* Exercise requirements: Reproduce every line of the listing as written, apart from the pictures.

* Supplied information:

>> Start

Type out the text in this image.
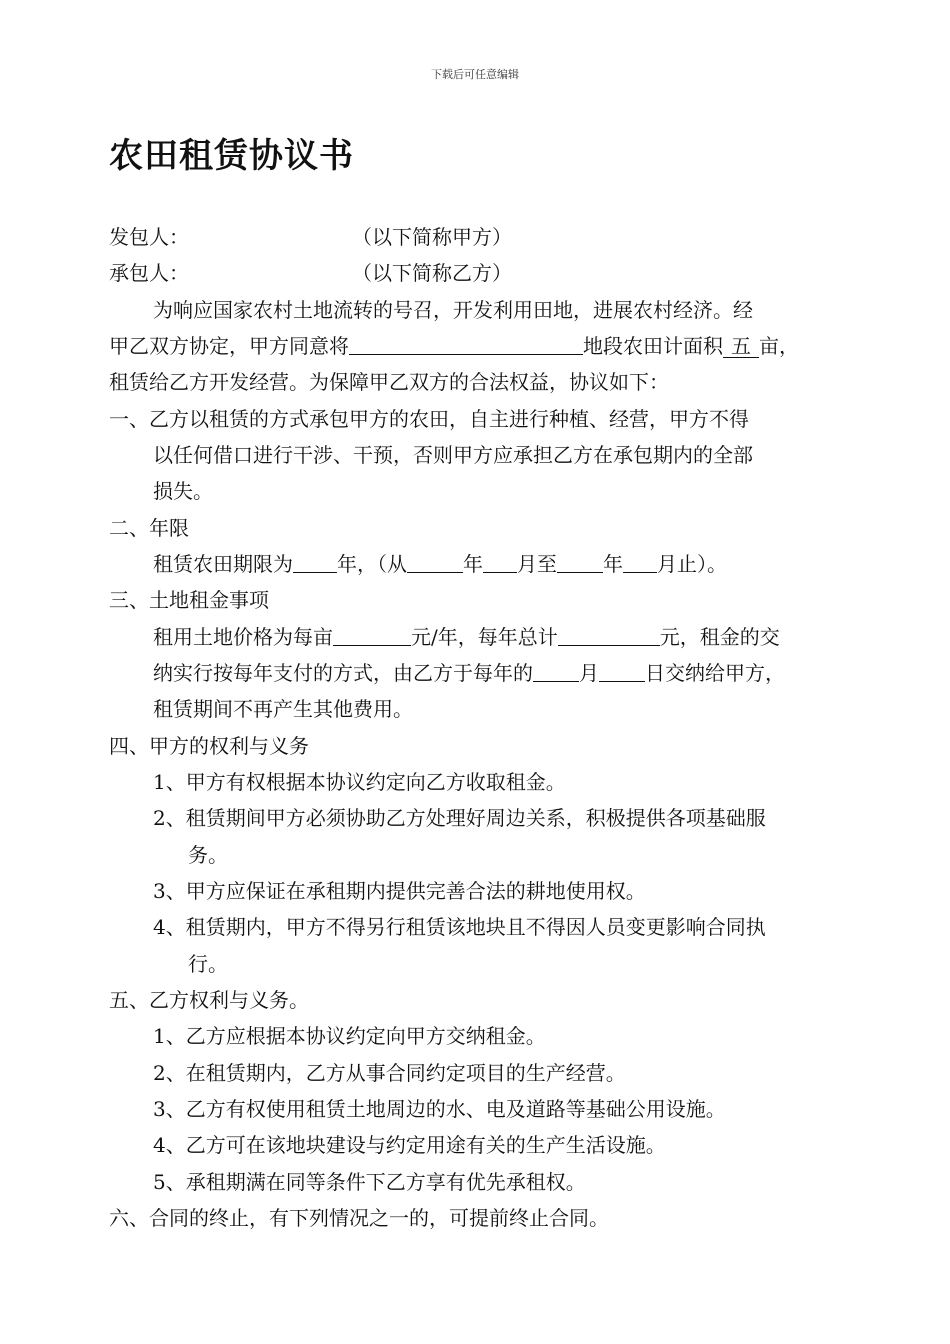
下载后可任意编辑
农田租赁协议书
发包人：	（以下简称甲方）
承包人：	（以下简称乙方）
为响应国家农村土地流转的号召，开发利用田地，进展农村经济。经
甲乙双方协定，甲方同意将	地段农田计面积 五 亩，
租赁给乙方开发经营。为保障甲乙双方的合法权益，协议如下：
一、乙方以租赁的方式承包甲方的农田，自主进行种植、经营，甲方不得
以任何借口进行干涉、干预，否则甲方应承担乙方在承包期内的全部
损失。
二、年限
租赁农田期限为 年，（从	年 月至 年 月止）。
三、土地租金事项
租用土地价格为每亩	元/年，每年总计	元，租金的交
纳实行按每年支付的方式，由乙方于每年的 月 日交纳给甲方，
租赁期间不再产生其他费用。
四、甲方的权利与义务
1、甲方有权根据本协议约定向乙方收取租金。
2、租赁期间甲方必须协助乙方处理好周边关系，积极提供各项基础服
务。
3、甲方应保证在承租期内提供完善合法的耕地使用权。
4、租赁期内，甲方不得另行租赁该地块且不得因人员变更影响合同执
行。
五、乙方权利与义务。
1、乙方应根据本协议约定向甲方交纳租金。
2、在租赁期内，乙方从事合同约定项目的生产经营。
3、乙方有权使用租赁土地周边的水、电及道路等基础公用设施。
4、乙方可在该地块建设与约定用途有关的生产生活设施。
5、承租期满在同等条件下乙方享有优先承租权。
六、合同的终止，有下列情况之一的，可提前终止合同。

>> End

* Solution to the exercise:
Type out the text in this image.
下载后可任意编辑
农田租赁协议书
发包人：	（以下简称甲方）
承包人：	（以下简称乙方）
为响应国家农村土地流转的号召，开发利用田地，进展农村经济。经
甲乙双方协定，甲方同意将	地段农田计面积 五 亩，
租赁给乙方开发经营。为保障甲乙双方的合法权益，协议如下：
一、乙方以租赁的方式承包甲方的农田，自主进行种植、经营，甲方不得
以任何借口进行干涉、干预，否则甲方应承担乙方在承包期内的全部
损失。
二、年限
租赁农田期限为 年，（从	年 月至 年 月止）。
三、土地租金事项
租用土地价格为每亩	元/年，每年总计	元，租金的交
纳实行按每年支付的方式，由乙方于每年的 月 日交纳给甲方，
租赁期间不再产生其他费用。
四、甲方的权利与义务
1、甲方有权根据本协议约定向乙方收取租金。
2、租赁期间甲方必须协助乙方处理好周边关系，积极提供各项基础服
务。
3、甲方应保证在承租期内提供完善合法的耕地使用权。
4、租赁期内，甲方不得另行租赁该地块且不得因人员变更影响合同执
行。
五、乙方权利与义务。
1、乙方应根据本协议约定向甲方交纳租金。
2、在租赁期内，乙方从事合同约定项目的生产经营。
3、乙方有权使用租赁土地周边的水、电及道路等基础公用设施。
4、乙方可在该地块建设与约定用途有关的生产生活设施。
5、承租期满在同等条件下乙方享有优先承租权。
六、合同的终止，有下列情况之一的，可提前终止合同。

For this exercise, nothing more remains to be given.